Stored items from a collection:
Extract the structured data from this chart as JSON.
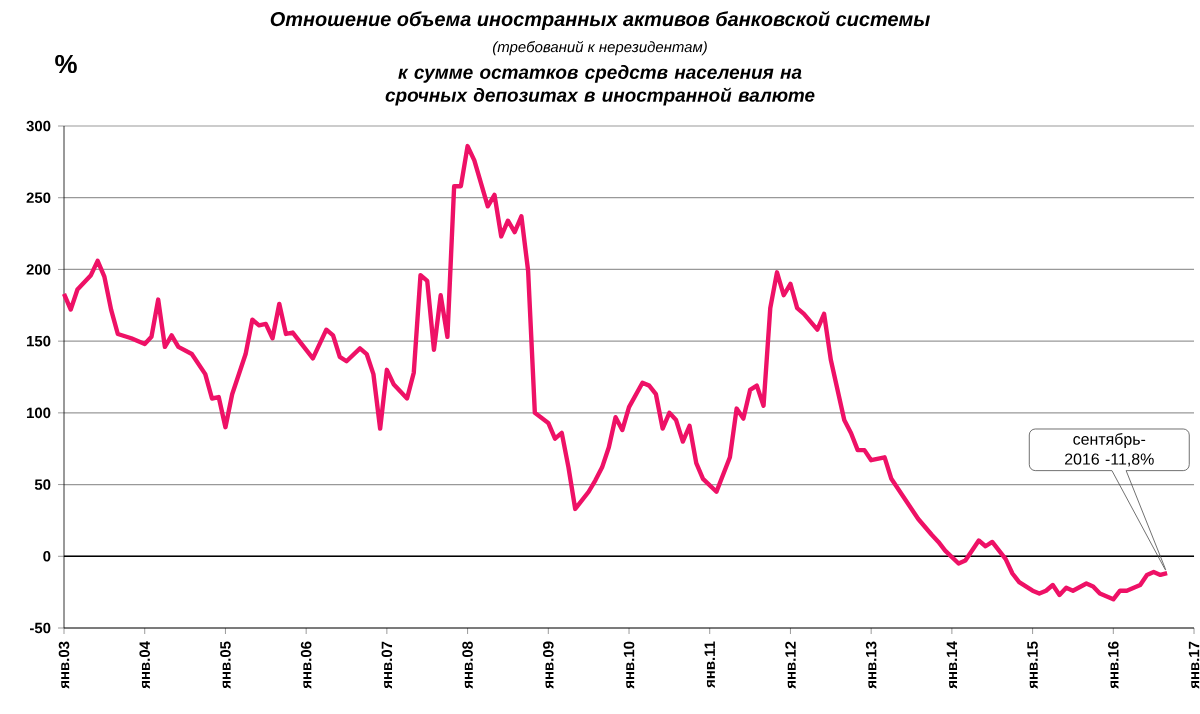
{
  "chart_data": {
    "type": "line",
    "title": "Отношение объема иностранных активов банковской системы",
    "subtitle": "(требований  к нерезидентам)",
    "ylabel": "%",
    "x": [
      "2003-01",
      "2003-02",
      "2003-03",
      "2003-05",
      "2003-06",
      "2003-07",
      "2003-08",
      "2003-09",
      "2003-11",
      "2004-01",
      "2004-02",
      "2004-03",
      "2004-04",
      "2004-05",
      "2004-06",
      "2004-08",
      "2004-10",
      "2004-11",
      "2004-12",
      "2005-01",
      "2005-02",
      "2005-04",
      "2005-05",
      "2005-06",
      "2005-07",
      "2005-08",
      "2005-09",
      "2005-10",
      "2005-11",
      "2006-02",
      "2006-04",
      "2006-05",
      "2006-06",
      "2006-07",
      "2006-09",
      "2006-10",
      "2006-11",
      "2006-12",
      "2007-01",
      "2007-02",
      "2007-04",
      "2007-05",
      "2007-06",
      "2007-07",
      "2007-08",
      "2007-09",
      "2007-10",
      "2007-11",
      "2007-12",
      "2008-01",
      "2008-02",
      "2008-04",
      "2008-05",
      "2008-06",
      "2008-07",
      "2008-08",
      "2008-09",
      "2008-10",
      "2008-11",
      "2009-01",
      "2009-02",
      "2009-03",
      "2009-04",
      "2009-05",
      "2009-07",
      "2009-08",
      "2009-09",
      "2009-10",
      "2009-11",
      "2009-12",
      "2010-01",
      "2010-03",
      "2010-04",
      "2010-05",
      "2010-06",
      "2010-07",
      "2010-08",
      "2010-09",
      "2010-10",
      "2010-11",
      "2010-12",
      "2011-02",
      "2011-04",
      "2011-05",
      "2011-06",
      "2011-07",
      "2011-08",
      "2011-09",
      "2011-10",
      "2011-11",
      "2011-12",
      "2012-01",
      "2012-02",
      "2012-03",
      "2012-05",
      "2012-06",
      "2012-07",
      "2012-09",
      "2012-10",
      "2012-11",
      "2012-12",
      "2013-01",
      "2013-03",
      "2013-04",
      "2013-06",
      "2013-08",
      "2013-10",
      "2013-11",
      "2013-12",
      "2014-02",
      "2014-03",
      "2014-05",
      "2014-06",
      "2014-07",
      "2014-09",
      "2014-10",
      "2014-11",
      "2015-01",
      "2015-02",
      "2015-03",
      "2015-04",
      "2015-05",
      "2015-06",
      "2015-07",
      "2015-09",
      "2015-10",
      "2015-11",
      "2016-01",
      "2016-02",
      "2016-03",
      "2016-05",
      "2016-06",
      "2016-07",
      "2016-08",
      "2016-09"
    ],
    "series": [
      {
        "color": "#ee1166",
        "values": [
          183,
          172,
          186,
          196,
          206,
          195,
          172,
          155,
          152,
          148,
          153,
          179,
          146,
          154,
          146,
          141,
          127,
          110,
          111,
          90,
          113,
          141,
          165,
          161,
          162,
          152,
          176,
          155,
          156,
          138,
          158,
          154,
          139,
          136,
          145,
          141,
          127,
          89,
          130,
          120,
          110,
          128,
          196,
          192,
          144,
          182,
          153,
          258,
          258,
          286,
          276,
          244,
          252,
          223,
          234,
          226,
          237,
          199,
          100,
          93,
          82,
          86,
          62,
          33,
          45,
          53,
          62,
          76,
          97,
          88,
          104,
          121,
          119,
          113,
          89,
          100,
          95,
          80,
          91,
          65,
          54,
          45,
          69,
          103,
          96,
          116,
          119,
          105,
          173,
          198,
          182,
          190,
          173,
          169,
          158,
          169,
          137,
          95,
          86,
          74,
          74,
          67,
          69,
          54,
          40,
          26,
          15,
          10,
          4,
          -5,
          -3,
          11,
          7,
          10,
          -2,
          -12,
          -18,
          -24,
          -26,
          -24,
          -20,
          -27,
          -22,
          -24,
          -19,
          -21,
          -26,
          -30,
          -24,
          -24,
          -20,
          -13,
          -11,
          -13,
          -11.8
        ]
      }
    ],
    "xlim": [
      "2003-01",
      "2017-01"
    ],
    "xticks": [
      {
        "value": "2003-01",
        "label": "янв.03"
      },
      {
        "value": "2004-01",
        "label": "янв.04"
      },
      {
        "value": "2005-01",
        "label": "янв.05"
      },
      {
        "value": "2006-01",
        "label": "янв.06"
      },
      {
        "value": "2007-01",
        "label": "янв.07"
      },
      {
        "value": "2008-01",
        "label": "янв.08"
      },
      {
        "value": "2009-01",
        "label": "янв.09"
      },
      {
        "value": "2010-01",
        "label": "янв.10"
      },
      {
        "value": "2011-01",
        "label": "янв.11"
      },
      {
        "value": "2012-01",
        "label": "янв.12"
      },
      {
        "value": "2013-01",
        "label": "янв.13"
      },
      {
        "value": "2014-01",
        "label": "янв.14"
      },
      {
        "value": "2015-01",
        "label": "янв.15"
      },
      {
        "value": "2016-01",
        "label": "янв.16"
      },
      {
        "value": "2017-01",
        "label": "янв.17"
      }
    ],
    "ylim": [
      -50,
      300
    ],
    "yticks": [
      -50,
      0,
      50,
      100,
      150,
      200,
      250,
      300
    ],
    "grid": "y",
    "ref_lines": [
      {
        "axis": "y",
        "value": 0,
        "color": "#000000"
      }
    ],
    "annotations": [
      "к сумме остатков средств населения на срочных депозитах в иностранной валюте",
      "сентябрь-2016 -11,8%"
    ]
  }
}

...

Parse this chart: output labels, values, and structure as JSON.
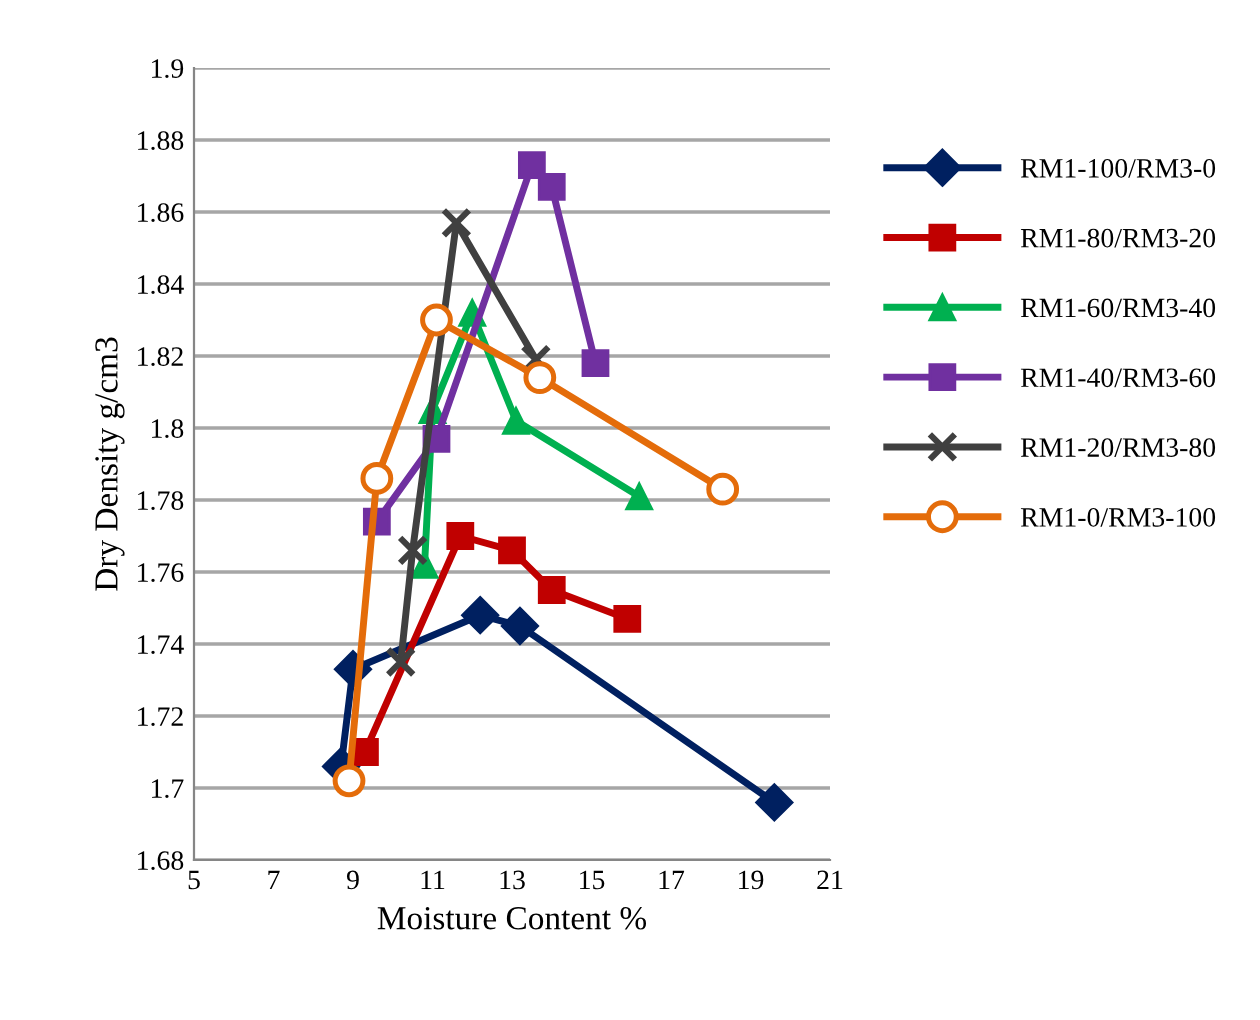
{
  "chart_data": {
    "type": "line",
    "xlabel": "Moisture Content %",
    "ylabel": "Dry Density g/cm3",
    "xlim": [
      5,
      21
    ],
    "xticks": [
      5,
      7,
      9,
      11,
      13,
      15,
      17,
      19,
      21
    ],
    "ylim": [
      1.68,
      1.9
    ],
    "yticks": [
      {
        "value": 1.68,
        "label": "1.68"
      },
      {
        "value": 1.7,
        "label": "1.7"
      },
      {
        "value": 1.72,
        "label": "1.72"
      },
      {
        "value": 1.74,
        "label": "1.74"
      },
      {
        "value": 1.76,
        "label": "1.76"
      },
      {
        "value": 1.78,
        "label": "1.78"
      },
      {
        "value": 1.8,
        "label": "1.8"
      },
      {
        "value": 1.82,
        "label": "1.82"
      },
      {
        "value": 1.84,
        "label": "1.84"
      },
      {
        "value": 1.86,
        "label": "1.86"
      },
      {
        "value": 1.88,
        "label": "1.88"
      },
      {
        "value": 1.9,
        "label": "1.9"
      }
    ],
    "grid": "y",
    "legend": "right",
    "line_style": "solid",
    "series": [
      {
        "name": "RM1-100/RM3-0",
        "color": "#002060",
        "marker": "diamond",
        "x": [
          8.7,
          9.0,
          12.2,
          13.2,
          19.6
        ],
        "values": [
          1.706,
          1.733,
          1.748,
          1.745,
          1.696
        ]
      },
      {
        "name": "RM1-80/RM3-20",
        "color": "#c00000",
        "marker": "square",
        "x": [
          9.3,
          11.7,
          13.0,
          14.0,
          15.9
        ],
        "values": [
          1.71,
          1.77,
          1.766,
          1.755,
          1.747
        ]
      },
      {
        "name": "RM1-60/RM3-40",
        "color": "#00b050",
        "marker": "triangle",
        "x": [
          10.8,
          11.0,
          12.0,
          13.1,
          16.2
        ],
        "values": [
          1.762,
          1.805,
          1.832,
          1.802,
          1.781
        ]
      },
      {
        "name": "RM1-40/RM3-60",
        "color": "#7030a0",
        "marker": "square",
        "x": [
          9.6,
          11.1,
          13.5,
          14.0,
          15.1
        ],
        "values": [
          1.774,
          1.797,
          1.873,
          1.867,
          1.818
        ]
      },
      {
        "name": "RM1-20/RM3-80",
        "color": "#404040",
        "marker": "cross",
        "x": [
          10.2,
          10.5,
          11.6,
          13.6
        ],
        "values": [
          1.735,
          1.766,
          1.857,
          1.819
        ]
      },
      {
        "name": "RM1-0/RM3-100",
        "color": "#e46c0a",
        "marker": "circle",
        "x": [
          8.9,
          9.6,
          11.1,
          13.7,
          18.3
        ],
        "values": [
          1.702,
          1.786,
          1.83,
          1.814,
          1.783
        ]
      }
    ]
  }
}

* * *

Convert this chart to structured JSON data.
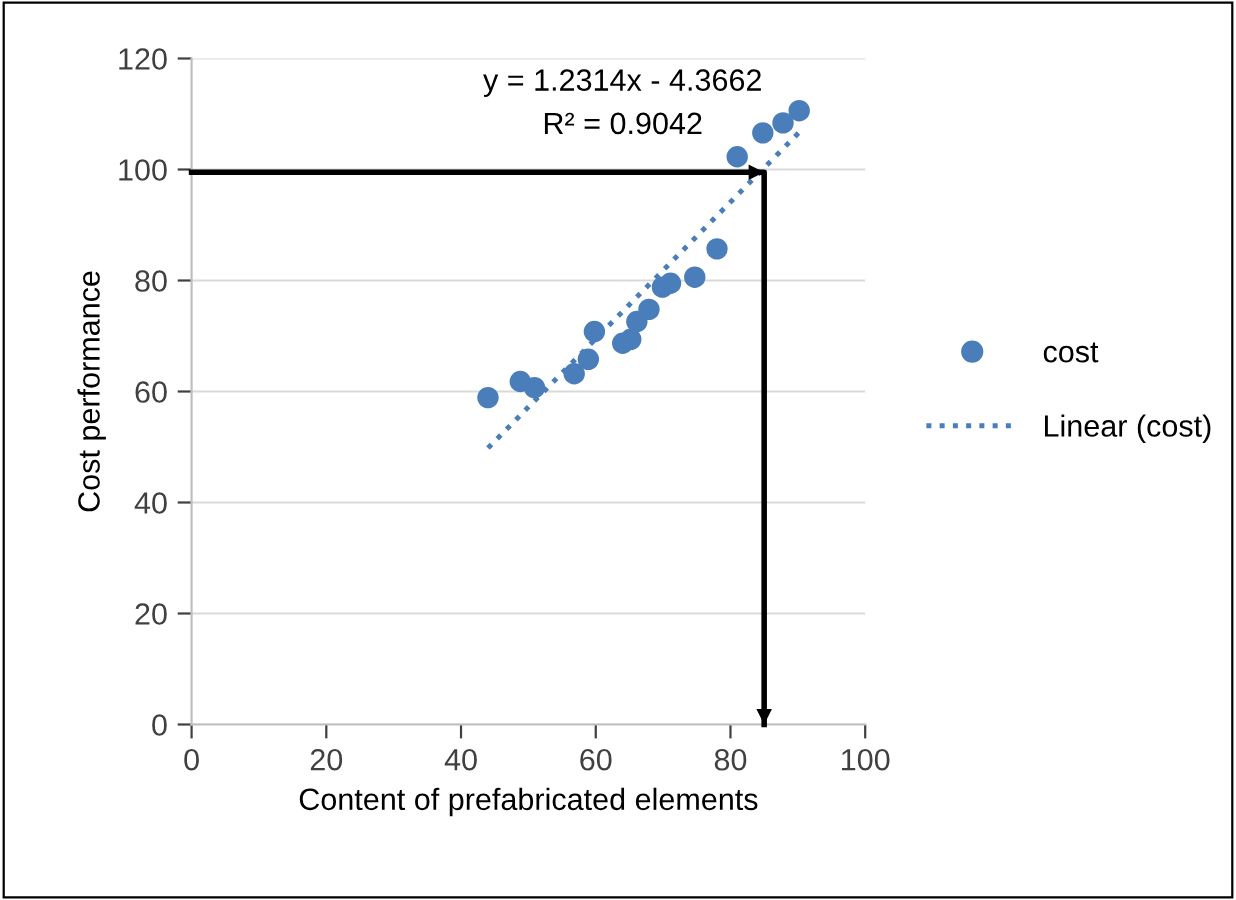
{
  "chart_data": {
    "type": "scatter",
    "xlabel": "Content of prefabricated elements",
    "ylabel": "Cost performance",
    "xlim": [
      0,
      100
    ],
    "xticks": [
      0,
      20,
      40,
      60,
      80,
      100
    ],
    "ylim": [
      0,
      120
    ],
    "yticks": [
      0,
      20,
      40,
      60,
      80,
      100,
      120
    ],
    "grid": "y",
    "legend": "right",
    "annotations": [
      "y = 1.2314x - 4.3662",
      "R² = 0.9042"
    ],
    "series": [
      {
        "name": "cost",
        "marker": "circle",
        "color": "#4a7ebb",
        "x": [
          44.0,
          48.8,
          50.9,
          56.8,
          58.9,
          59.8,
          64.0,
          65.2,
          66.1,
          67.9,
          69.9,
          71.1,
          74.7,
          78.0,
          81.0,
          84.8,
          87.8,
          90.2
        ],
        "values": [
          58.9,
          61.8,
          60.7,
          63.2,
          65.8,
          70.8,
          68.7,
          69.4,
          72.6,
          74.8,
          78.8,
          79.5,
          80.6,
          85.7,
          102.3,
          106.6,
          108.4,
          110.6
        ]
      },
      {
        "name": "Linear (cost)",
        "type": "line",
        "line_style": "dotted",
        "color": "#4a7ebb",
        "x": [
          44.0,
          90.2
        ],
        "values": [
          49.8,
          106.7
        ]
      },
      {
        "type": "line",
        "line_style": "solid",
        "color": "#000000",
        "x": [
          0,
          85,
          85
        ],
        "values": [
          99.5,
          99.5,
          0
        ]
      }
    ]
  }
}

§ **Exercise task**
Identify the lines above that contain the word "structured", then copy them.

§ **Output of the task**
Extract the structured data from this chart as JSON.
Convert this chart to structured JSON data.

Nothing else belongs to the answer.